**Details opgave:** Orden de regels van alle onderstaande rijen als een JSON-lijst van strings, één string per regel en zonder lege regels. Laat de afbeeldingen in uw antwoord weg.
# # #
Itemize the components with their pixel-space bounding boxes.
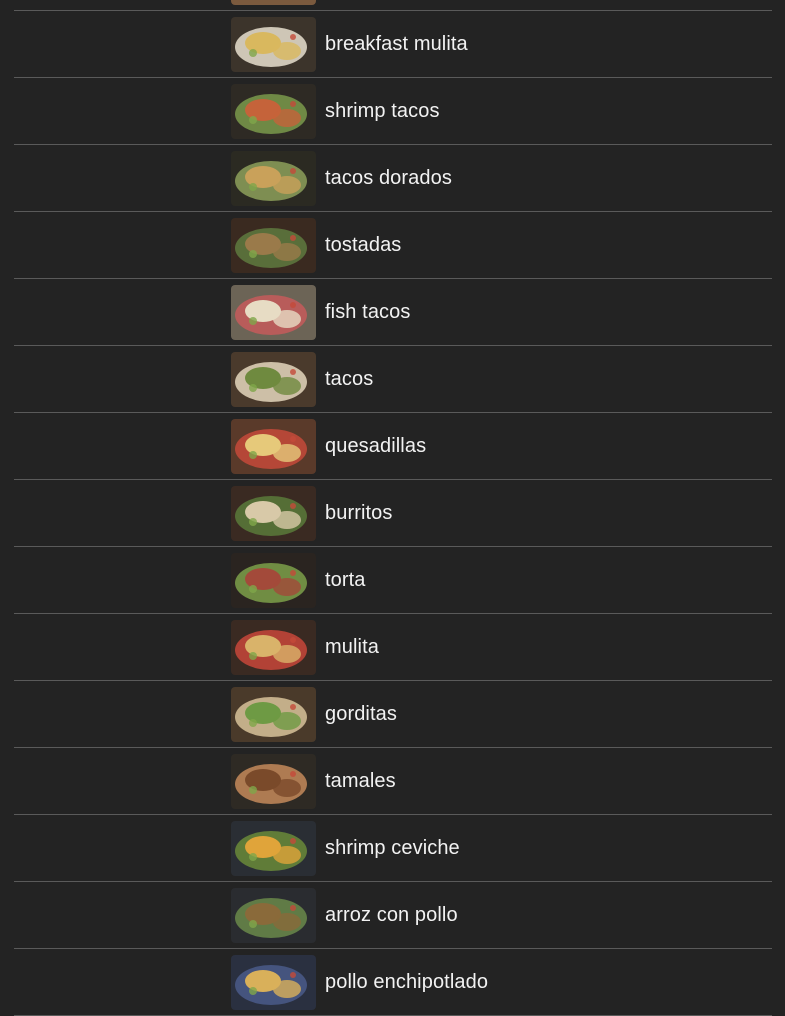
food-thumbnail-icon[interactable] — [231, 285, 316, 340]
menu-item-label[interactable]: mulita — [325, 614, 379, 680]
menu-item[interactable]: tacos dorados — [14, 145, 772, 212]
menu-item-label[interactable]: tamales — [325, 748, 396, 814]
menu-item-label[interactable]: fish tacos — [325, 279, 410, 345]
menu-item-label[interactable]: burritos — [325, 480, 393, 546]
menu-item[interactable]: gorditas — [14, 681, 772, 748]
food-thumbnail-icon[interactable] — [231, 888, 316, 943]
menu-item[interactable]: shrimp tacos — [14, 78, 772, 145]
menu-item[interactable]: fish tacos — [14, 279, 772, 346]
food-thumbnail-icon[interactable] — [231, 352, 316, 407]
menu-item[interactable]: arroz con pollo — [14, 882, 772, 949]
food-thumbnail-icon[interactable] — [231, 553, 316, 608]
food-thumbnail-icon[interactable] — [231, 620, 316, 675]
menu-item[interactable]: burritos — [14, 480, 772, 547]
food-thumbnail-icon[interactable] — [231, 17, 316, 72]
menu-item-label[interactable]: torta — [325, 547, 366, 613]
food-thumbnail-icon[interactable] — [231, 218, 316, 273]
menu-item[interactable]: tostadas — [14, 212, 772, 279]
menu-item[interactable]: breakfast mulita — [14, 11, 772, 78]
menu-item-label[interactable]: breakfast mulita — [325, 11, 468, 77]
food-thumbnail-icon[interactable] — [231, 821, 316, 876]
menu-item[interactable]: tamales — [14, 748, 772, 815]
food-thumbnail-icon[interactable] — [231, 0, 316, 5]
menu-item-label[interactable]: arroz con pollo — [325, 882, 458, 948]
food-thumbnail-icon[interactable] — [231, 754, 316, 809]
menu-item-label[interactable]: pollo enchipotlado — [325, 949, 488, 1015]
menu-item[interactable]: mulita — [14, 614, 772, 681]
menu-item-label[interactable]: tostadas — [325, 212, 401, 278]
menu-item-label[interactable]: shrimp ceviche — [325, 815, 460, 881]
menu-item-label[interactable]: shrimp tacos — [325, 78, 440, 144]
menu-item[interactable] — [14, 0, 772, 11]
food-thumbnail-icon[interactable] — [231, 151, 316, 206]
menu-item-label[interactable]: tacos dorados — [325, 145, 452, 211]
food-thumbnail-icon[interactable] — [231, 687, 316, 742]
food-thumbnail-icon[interactable] — [231, 486, 316, 541]
menu-item-label[interactable]: tacos — [325, 346, 373, 412]
food-thumbnail-icon[interactable] — [231, 955, 316, 1010]
menu-item[interactable]: shrimp ceviche — [14, 815, 772, 882]
menu-item[interactable]: tacos — [14, 346, 772, 413]
menu-item[interactable]: torta — [14, 547, 772, 614]
menu-item-label[interactable]: gorditas — [325, 681, 397, 747]
menu-list: breakfast mulita shrimp tacos tacos dorado… — [14, 0, 772, 1016]
food-thumbnail-icon[interactable] — [231, 84, 316, 139]
menu-item[interactable]: quesadillas — [14, 413, 772, 480]
food-thumbnail-icon[interactable] — [231, 419, 316, 474]
menu-item-label[interactable]: quesadillas — [325, 413, 426, 479]
menu-item[interactable]: pollo enchipotlado — [14, 949, 772, 1016]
# # #
**Resultaat hieronder:**
[
  "Itemize the components with their pixel-space bounding boxes.",
  "food-thumbnail-icon[interactable] — [231, 285, 316, 340]",
  "menu-item-label[interactable]: mulita — [325, 614, 379, 680]",
  "menu-item[interactable]: tacos dorados — [14, 145, 772, 212]",
  "menu-item-label[interactable]: tamales — [325, 748, 396, 814]",
  "menu-item-label[interactable]: fish tacos — [325, 279, 410, 345]",
  "menu-item-label[interactable]: burritos — [325, 480, 393, 546]",
  "menu-item[interactable]: gorditas — [14, 681, 772, 748]",
  "food-thumbnail-icon[interactable] — [231, 888, 316, 943]",
  "menu-item[interactable]: shrimp tacos — [14, 78, 772, 145]",
  "menu-item[interactable]: fish tacos — [14, 279, 772, 346]",
  "food-thumbnail-icon[interactable] — [231, 352, 316, 407]",
  "menu-item[interactable]: arroz con pollo — [14, 882, 772, 949]",
  "food-thumbnail-icon[interactable] — [231, 553, 316, 608]",
  "food-thumbnail-icon[interactable] — [231, 620, 316, 675]",
  "menu-item[interactable]: burritos — [14, 480, 772, 547]",
  "food-thumbnail-icon[interactable] — [231, 17, 316, 72]",
  "menu-item-label[interactable]: torta — [325, 547, 366, 613]",
  "food-thumbnail-icon[interactable] — [231, 218, 316, 273]",
  "menu-item[interactable]: tostadas — [14, 212, 772, 279]",
  "menu-item[interactable]: breakfast mulita — [14, 11, 772, 78]",
  "menu-item-label[interactable]: breakfast mulita — [325, 11, 468, 77]",
  "food-thumbnail-icon[interactable] — [231, 821, 316, 876]",
  "menu-item[interactable]: tamales — [14, 748, 772, 815]",
  "food-thumbnail-icon[interactable] — [231, 0, 316, 5]",
  "menu-item-label[interactable]: arroz con pollo — [325, 882, 458, 948]",
  "food-thumbnail-icon[interactable] — [231, 754, 316, 809]",
  "menu-item-label[interactable]: pollo enchipotlado — [325, 949, 488, 1015]",
  "menu-item[interactable]: mulita — [14, 614, 772, 681]",
  "menu-item-label[interactable]: tostadas — [325, 212, 401, 278]",
  "menu-item-label[interactable]: shrimp ceviche — [325, 815, 460, 881]",
  "menu-item-label[interactable]: shrimp tacos — [325, 78, 440, 144]",
  "menu-item[interactable] — [14, 0, 772, 11]",
  "food-thumbnail-icon[interactable] — [231, 151, 316, 206]",
  "menu-item-label[interactable]: tacos dorados — [325, 145, 452, 211]",
  "food-thumbnail-icon[interactable] — [231, 687, 316, 742]",
  "food-thumbnail-icon[interactable] — [231, 486, 316, 541]",
  "menu-item-label[interactable]: tacos — [325, 346, 373, 412]",
  "food-thumbnail-icon[interactable] — [231, 955, 316, 1010]",
  "menu-item[interactable]: shrimp ceviche — [14, 815, 772, 882]",
  "menu-item[interactable]: tacos — [14, 346, 772, 413]",
  "menu-item[interactable]: torta — [14, 547, 772, 614]",
  "menu-item-label[interactable]: gorditas — [325, 681, 397, 747]",
  "menu-list: breakfast mulita shrimp tacos tacos dorado… — [14, 0, 772, 1016]",
  "food-thumbnail-icon[interactable] — [231, 84, 316, 139]",
  "menu-item[interactable]: quesadillas — [14, 413, 772, 480]",
  "food-thumbnail-icon[interactable] — [231, 419, 316, 474]",
  "menu-item-label[interactable]: quesadillas — [325, 413, 426, 479]",
  "menu-item[interactable]: pollo enchipotlado — [14, 949, 772, 1016]"
]